**DOCUMENT EXTRACT:**

━━━━━━━━

The Ten Commandments and the Law of Moses defined good and evil. Jesus summed it all up when he said,  

“Jesus replied, “‘You must love the Lord your God with all your heart, all your soul, and all your mind.’ This is the first and greatest commandment. A second is equally important: ‘Love your neighbor as yourself.’ The entire law and all the demands of the prophets are based on these two commandments.”   

Matthew 22:37-40 NLT  

GETTING MORE SPECIFIC 

A baseline has been established. Our human consciousness, factory installed by God, agrees with its Creator’s moral design. The basis of law in western civilization is built on the biblical narrative as experienced by humans for thousands of years. But a deeper dive into the New Testament on contemporary practices is needed to answer our question.  

As a people, we are separated at birth from God. We are made in his image, but that image is effaced. The remainder of life is the restoration of that separation, the goal is reconciliation with our Creator (Ephesians 2:1-10, 2 Corinthians 5:15-21). Every person is capable of evil, the degree to which we enter into evil is determined by how far away from God we stray. The New Testament provides several general lists of evil for our understanding.  

Wickedness, as it is called, is a category of behavior that is knowingly practiced by the violator. Here are a few selections: 

Their lives became full of every kind of wickedness, sin, greed, hate, envy, murder, quarreling, deception, malicious behavior and gossip. They became backstabbers, haters of God, insolent, proud, and boastful. They invent new ways of sinning and they disobey their parents. They refuse to understand, break their promises, are heartless, and have no mercy.”

━━━━━━━━

(Bounding box entries)
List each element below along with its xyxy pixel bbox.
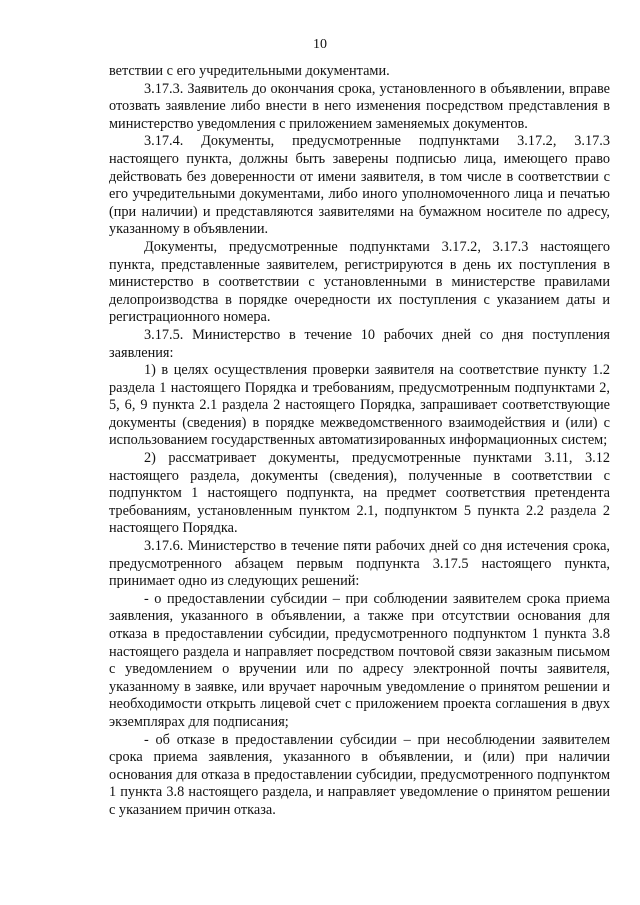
paragraph-item-1: 1) в целях осуществления проверки заявителя на соответствие пункту 1.2 раздела 1 настоящего Порядка и требованиям, предусмотренным подпунктами 2, 5, 6, 9 пункта 2.1 раздела 2 настоящего Порядка, запрашивает соответствующие документы (сведения) в порядке межведомственного взаимодействия и (или) с использованием государственных автоматизированных информационных систем;	[109, 362, 610, 449]
paragraph-continuation: ветствии с его учредительными документами.	[109, 63, 390, 79]
paragraph-grant-decision: - о предоставлении субсидии – при соблюдении заявителем срока приема заявления, указанного в объявлении, а также при отсутствии основания для отказа в предоставлении субсидии, предусмотренного подпунктом 1 пункта 3.8 настоящего раздела и направляет посредством почтовой связи заказным письмом с уведомлением о вручении или по адресу электронной почты заявителя, указанному в заявке, или вручает нарочным уведомление о принятом решении и необходимости открыть лицевой счет с приложением проекта соглашения в двух экземплярах для подписания;	[109, 590, 610, 730]
document-body	[109, 63, 610, 820]
paragraph-registration: Документы, предусмотренные подпунктами 3.17.2, 3.17.3 настоящего пункта, представленные заявителем, регистрируются в день их поступления в министерство в соответствии с установленными в министерстве правилами делопроизводства в порядке очередности их поступления с указанием даты и регистрационного номера.	[109, 238, 610, 326]
paragraph-3-17-3: 3.17.3. Заявитель до окончания срока, установленного в объявлении, вправе отозвать заявление либо внести в него изменения посредством представления в министерство уведомления с приложением заменяемых документов.	[109, 80, 610, 132]
paragraph-3-17-5: 3.17.5. Министерство в течение 10 рабочих дней со дня поступления заявления:	[109, 326, 610, 361]
paragraph-refusal-decision: - об отказе в предоставлении субсидии – при несоблюдении заявителем срока приема заявления, указанного в объявлении, и (или) при наличии основания для отказа в предоставлении субсидии, предусмотренного подпунктом 1 пункта 3.8 настоящего раздела, и направляет уведомление о принятом решении с указанием причин отказа.	[109, 731, 610, 818]
page-number: 10	[313, 37, 327, 52]
paragraph-3-17-4: 3.17.4. Документы, предусмотренные подпунктами 3.17.2, 3.17.3 настоящего пункта, должны быть заверены подписью лица, имеющего право действовать без доверенности от имени заявителя, в том числе в соответствии с его учредительными документами, либо иного уполномоченного лица и печатью (при наличии) и представляются заявителями на бумажном носителе по адресу, указанному в объявлении.	[109, 133, 610, 238]
paragraph-item-2: 2) рассматривает документы, предусмотренные пунктами 3.11, 3.12 настоящего раздела, документы (сведения), полученные в соответствии с подпунктом 1 настоящего подпункта, на предмет соответствия претендента требованиям, установленным пунктом 2.1, подпунктом 5 пункта 2.2 раздела 2 настоящего Порядка.	[109, 450, 610, 537]
paragraph-3-17-6: 3.17.6. Министерство в течение пяти рабочих дней со дня истечения срока, предусмотренного абзацем первым подпункта 3.17.5 настоящего пункта, принимает одно из следующих решений:	[109, 538, 610, 590]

━━━━━━━━

**REQUIRED TASKS:**
[1] List every Bible reference cited in the passage on good and evil.
[2] According to the passage on good and evil, what is the basis of law in western civilization built on?
[3] Pick up the passage on good and evil after its last sentence and keep writing.

**ANSWERS BY TASK:**
[1]
Matthew 22:37-40
Ephesians 2:1-10
2 Corinthians 5:15-21

[2] It is built on the biblical narrative as experienced by humans for thousands of years.

[3]
Romans 1:29-31 NLT 

This reads like a political party’s unofficial playbook. Do we know any political party that is free of these sins? The candidates themselves swim in the same moral cesspool. Here are some more for your reading pleasure: 

When you follow the desires of your sinful nature the results are very clear: sexual immorality, impurity, lustful pleasures, idolatry, sorcery, hostility, quarreling, jealousy, outbursts of anger, selfish ambition, dissension, division, envy, drunkenness, wild parties and other sins like these. Let me tell you again, as I have said before, that anyone living that sort of life will not inherit the Kingdom of God.

Galatians 5:19-21 NLT  

The thought that immediately comes to mind is “For all have sinned and fall short of the glory of God.” (Romans 3:23). Is anyone actually qualified to lead our country, our city, our county, our churches, our schools, our industries, or even our homes? Whomever is chosen to lead a church, or a country is a sinner and has a checkered past. Their lives will have inconsistencies, mistakes they have made that will be published and accentuated. Everyone now get vetted, there is opposition research, and of course, much of our lives are now recorded.  A compromise must be made, we must use our best judgement and common sense.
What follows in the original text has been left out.